RECORDS FOR THE TASK —
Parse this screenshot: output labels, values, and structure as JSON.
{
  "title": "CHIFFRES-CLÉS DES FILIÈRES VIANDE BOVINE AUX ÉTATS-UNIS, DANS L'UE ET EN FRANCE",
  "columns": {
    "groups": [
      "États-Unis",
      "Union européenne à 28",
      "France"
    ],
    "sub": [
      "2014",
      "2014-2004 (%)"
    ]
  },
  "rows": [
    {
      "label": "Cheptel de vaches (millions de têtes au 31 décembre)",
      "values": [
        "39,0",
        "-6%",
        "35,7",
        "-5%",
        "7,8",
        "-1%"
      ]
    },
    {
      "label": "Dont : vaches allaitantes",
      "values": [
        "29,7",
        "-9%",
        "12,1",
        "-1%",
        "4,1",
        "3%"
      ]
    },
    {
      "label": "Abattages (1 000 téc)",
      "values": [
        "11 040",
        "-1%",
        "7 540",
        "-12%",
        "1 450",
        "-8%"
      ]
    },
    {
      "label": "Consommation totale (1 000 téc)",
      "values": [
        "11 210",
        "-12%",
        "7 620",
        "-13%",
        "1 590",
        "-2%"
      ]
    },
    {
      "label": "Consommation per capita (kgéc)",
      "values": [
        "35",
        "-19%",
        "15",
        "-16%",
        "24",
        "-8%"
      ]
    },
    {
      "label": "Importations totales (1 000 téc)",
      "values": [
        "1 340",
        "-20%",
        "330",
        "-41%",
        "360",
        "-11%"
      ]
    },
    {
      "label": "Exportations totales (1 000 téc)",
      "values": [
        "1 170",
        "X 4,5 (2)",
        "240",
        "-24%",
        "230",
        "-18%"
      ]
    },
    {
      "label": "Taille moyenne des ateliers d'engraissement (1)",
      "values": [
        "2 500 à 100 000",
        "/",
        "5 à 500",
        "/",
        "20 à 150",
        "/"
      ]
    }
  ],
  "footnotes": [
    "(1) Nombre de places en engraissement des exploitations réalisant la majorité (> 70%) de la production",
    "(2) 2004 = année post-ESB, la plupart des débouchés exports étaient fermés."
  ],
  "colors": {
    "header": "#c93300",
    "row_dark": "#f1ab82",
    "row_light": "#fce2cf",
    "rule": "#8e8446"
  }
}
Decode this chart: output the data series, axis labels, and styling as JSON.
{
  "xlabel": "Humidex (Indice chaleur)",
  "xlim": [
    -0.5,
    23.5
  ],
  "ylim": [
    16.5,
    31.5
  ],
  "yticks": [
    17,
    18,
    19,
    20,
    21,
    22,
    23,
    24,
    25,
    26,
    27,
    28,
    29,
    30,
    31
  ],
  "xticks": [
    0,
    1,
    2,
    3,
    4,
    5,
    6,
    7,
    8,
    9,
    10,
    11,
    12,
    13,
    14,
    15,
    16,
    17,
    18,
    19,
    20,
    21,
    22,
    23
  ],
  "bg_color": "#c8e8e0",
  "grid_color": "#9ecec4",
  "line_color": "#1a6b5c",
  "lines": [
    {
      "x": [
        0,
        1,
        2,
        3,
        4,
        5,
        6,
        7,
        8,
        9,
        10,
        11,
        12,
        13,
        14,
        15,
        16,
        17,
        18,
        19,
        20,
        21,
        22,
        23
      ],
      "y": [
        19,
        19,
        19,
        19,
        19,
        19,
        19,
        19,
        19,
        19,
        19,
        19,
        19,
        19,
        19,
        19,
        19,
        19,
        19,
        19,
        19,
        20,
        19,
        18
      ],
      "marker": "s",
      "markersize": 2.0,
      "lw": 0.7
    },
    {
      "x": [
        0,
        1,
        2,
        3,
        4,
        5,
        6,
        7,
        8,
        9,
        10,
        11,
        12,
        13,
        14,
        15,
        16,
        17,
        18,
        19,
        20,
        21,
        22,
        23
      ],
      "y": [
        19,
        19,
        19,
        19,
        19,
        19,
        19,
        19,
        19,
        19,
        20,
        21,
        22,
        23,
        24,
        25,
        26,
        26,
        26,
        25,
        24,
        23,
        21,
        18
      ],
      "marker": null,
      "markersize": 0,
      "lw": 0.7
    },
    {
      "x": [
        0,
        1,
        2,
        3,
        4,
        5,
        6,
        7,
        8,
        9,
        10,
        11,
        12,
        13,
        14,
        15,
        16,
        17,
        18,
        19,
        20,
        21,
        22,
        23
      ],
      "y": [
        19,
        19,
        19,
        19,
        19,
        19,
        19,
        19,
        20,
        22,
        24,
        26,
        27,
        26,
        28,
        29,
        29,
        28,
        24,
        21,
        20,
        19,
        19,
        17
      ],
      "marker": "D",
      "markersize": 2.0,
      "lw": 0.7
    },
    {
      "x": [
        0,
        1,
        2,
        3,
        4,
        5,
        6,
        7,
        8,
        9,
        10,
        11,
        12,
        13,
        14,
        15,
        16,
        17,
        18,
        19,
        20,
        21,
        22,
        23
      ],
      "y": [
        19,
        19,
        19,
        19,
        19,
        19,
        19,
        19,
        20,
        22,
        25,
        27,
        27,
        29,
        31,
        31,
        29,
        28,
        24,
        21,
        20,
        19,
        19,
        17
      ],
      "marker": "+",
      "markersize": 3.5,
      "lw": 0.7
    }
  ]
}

WHAT IS BEING ASKED — Every entry must be output again, exactly as written above.

TASK RESULT —
Parse this screenshot: output labels, values, and structure as JSON.
{
  "title": "CHIFFRES-CLÉS DES FILIÈRES VIANDE BOVINE AUX ÉTATS-UNIS, DANS L'UE ET EN FRANCE",
  "columns": {
    "groups": [
      "États-Unis",
      "Union européenne à 28",
      "France"
    ],
    "sub": [
      "2014",
      "2014-2004 (%)"
    ]
  },
  "rows": [
    {
      "label": "Cheptel de vaches (millions de têtes au 31 décembre)",
      "values": [
        "39,0",
        "-6%",
        "35,7",
        "-5%",
        "7,8",
        "-1%"
      ]
    },
    {
      "label": "Dont : vaches allaitantes",
      "values": [
        "29,7",
        "-9%",
        "12,1",
        "-1%",
        "4,1",
        "3%"
      ]
    },
    {
      "label": "Abattages (1 000 téc)",
      "values": [
        "11 040",
        "-1%",
        "7 540",
        "-12%",
        "1 450",
        "-8%"
      ]
    },
    {
      "label": "Consommation totale (1 000 téc)",
      "values": [
        "11 210",
        "-12%",
        "7 620",
        "-13%",
        "1 590",
        "-2%"
      ]
    },
    {
      "label": "Consommation per capita (kgéc)",
      "values": [
        "35",
        "-19%",
        "15",
        "-16%",
        "24",
        "-8%"
      ]
    },
    {
      "label": "Importations totales (1 000 téc)",
      "values": [
        "1 340",
        "-20%",
        "330",
        "-41%",
        "360",
        "-11%"
      ]
    },
    {
      "label": "Exportations totales (1 000 téc)",
      "values": [
        "1 170",
        "X 4,5 (2)",
        "240",
        "-24%",
        "230",
        "-18%"
      ]
    },
    {
      "label": "Taille moyenne des ateliers d'engraissement (1)",
      "values": [
        "2 500 à 100 000",
        "/",
        "5 à 500",
        "/",
        "20 à 150",
        "/"
      ]
    }
  ],
  "footnotes": [
    "(1) Nombre de places en engraissement des exploitations réalisant la majorité (> 70%) de la production",
    "(2) 2004 = année post-ESB, la plupart des débouchés exports étaient fermés."
  ],
  "colors": {
    "header": "#c93300",
    "row_dark": "#f1ab82",
    "row_light": "#fce2cf",
    "rule": "#8e8446"
  }
}
Decode this chart: output the data series, axis labels, and styling as JSON.
{
  "xlabel": "Humidex (Indice chaleur)",
  "xlim": [
    -0.5,
    23.5
  ],
  "ylim": [
    16.5,
    31.5
  ],
  "yticks": [
    17,
    18,
    19,
    20,
    21,
    22,
    23,
    24,
    25,
    26,
    27,
    28,
    29,
    30,
    31
  ],
  "xticks": [
    0,
    1,
    2,
    3,
    4,
    5,
    6,
    7,
    8,
    9,
    10,
    11,
    12,
    13,
    14,
    15,
    16,
    17,
    18,
    19,
    20,
    21,
    22,
    23
  ],
  "bg_color": "#c8e8e0",
  "grid_color": "#9ecec4",
  "line_color": "#1a6b5c",
  "lines": [
    {
      "x": [
        0,
        1,
        2,
        3,
        4,
        5,
        6,
        7,
        8,
        9,
        10,
        11,
        12,
        13,
        14,
        15,
        16,
        17,
        18,
        19,
        20,
        21,
        22,
        23
      ],
      "y": [
        19,
        19,
        19,
        19,
        19,
        19,
        19,
        19,
        19,
        19,
        19,
        19,
        19,
        19,
        19,
        19,
        19,
        19,
        19,
        19,
        19,
        20,
        19,
        18
      ],
      "marker": "s",
      "markersize": 2.0,
      "lw": 0.7
    },
    {
      "x": [
        0,
        1,
        2,
        3,
        4,
        5,
        6,
        7,
        8,
        9,
        10,
        11,
        12,
        13,
        14,
        15,
        16,
        17,
        18,
        19,
        20,
        21,
        22,
        23
      ],
      "y": [
        19,
        19,
        19,
        19,
        19,
        19,
        19,
        19,
        19,
        19,
        20,
        21,
        22,
        23,
        24,
        25,
        26,
        26,
        26,
        25,
        24,
        23,
        21,
        18
      ],
      "marker": null,
      "markersize": 0,
      "lw": 0.7
    },
    {
      "x": [
        0,
        1,
        2,
        3,
        4,
        5,
        6,
        7,
        8,
        9,
        10,
        11,
        12,
        13,
        14,
        15,
        16,
        17,
        18,
        19,
        20,
        21,
        22,
        23
      ],
      "y": [
        19,
        19,
        19,
        19,
        19,
        19,
        19,
        19,
        20,
        22,
        24,
        26,
        27,
        26,
        28,
        29,
        29,
        28,
        24,
        21,
        20,
        19,
        19,
        17
      ],
      "marker": "D",
      "markersize": 2.0,
      "lw": 0.7
    },
    {
      "x": [
        0,
        1,
        2,
        3,
        4,
        5,
        6,
        7,
        8,
        9,
        10,
        11,
        12,
        13,
        14,
        15,
        16,
        17,
        18,
        19,
        20,
        21,
        22,
        23
      ],
      "y": [
        19,
        19,
        19,
        19,
        19,
        19,
        19,
        19,
        20,
        22,
        25,
        27,
        27,
        29,
        31,
        31,
        29,
        28,
        24,
        21,
        20,
        19,
        19,
        17
      ],
      "marker": "+",
      "markersize": 3.5,
      "lw": 0.7
    }
  ]
}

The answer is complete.